[Recorded data start]

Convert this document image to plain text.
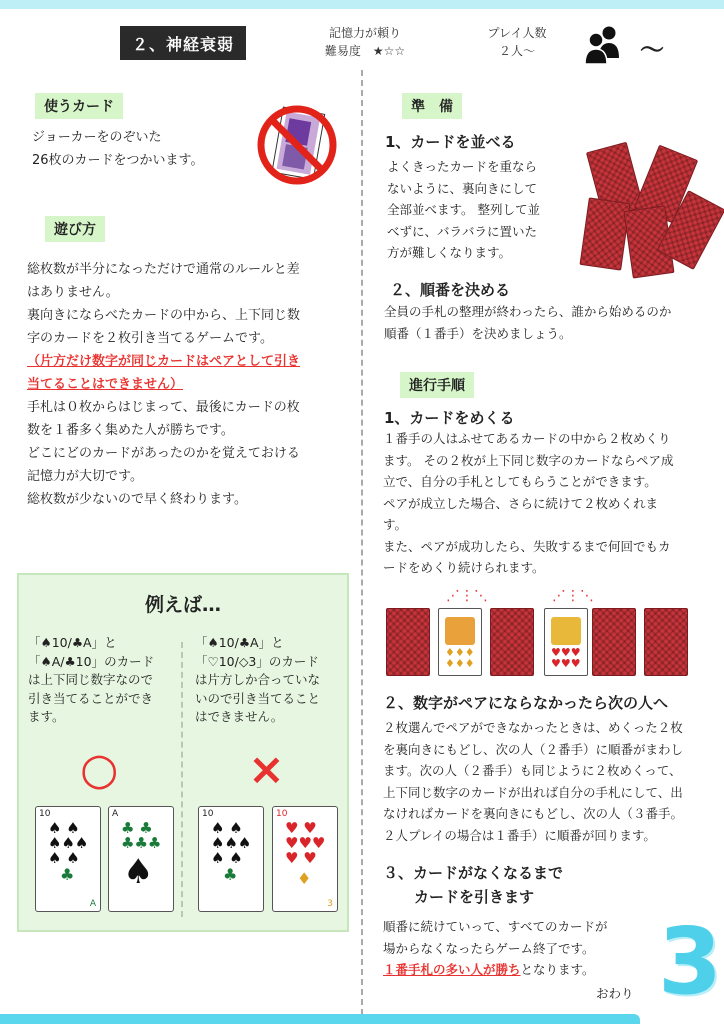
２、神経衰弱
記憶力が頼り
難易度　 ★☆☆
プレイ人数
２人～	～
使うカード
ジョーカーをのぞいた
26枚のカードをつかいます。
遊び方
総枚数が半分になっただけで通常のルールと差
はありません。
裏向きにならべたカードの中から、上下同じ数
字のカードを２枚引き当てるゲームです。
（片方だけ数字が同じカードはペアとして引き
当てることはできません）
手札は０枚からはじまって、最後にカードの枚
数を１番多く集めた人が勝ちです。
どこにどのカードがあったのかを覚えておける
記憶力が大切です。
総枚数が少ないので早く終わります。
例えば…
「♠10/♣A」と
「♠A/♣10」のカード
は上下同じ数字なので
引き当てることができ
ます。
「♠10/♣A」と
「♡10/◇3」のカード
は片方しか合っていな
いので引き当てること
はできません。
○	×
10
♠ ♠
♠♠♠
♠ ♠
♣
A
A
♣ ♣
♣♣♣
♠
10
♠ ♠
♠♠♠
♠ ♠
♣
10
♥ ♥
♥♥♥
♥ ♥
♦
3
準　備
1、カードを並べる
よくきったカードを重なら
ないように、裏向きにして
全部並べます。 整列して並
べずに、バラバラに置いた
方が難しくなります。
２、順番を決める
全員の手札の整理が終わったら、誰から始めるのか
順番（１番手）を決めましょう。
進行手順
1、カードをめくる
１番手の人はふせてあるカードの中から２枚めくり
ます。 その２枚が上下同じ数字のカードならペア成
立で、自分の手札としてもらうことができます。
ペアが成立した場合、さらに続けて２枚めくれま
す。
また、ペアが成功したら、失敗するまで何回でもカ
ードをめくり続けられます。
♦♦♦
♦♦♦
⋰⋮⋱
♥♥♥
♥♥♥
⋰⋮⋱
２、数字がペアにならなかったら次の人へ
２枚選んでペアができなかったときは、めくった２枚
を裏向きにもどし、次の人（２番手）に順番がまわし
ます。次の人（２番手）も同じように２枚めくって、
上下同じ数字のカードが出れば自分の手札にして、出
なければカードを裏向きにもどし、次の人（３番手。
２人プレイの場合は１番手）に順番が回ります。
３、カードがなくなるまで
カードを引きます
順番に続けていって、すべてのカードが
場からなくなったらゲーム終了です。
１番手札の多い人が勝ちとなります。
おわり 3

[Recorded data end]
[Recorded data start]

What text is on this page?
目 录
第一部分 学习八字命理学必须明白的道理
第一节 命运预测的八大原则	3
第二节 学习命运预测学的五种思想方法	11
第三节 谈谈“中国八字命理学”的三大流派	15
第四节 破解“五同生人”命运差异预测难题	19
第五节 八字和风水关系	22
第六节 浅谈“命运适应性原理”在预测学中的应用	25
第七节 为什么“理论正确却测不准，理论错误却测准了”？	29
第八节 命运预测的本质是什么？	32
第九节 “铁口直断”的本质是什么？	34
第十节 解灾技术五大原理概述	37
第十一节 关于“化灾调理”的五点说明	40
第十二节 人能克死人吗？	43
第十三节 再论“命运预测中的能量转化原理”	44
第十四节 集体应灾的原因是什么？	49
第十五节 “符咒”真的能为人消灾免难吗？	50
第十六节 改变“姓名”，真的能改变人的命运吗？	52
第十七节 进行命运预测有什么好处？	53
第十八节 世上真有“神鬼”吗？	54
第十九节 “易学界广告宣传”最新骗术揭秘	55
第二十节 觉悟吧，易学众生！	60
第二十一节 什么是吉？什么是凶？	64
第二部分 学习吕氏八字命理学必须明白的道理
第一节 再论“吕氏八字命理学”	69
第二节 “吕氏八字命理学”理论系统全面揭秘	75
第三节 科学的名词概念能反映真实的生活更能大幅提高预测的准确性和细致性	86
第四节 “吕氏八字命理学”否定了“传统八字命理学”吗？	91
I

[Recorded data end]

* [Given exercise]:
Go through the entries above and copy every line containing "this".

* [Response]:
Convert this document image to plain text.
What text is on this page?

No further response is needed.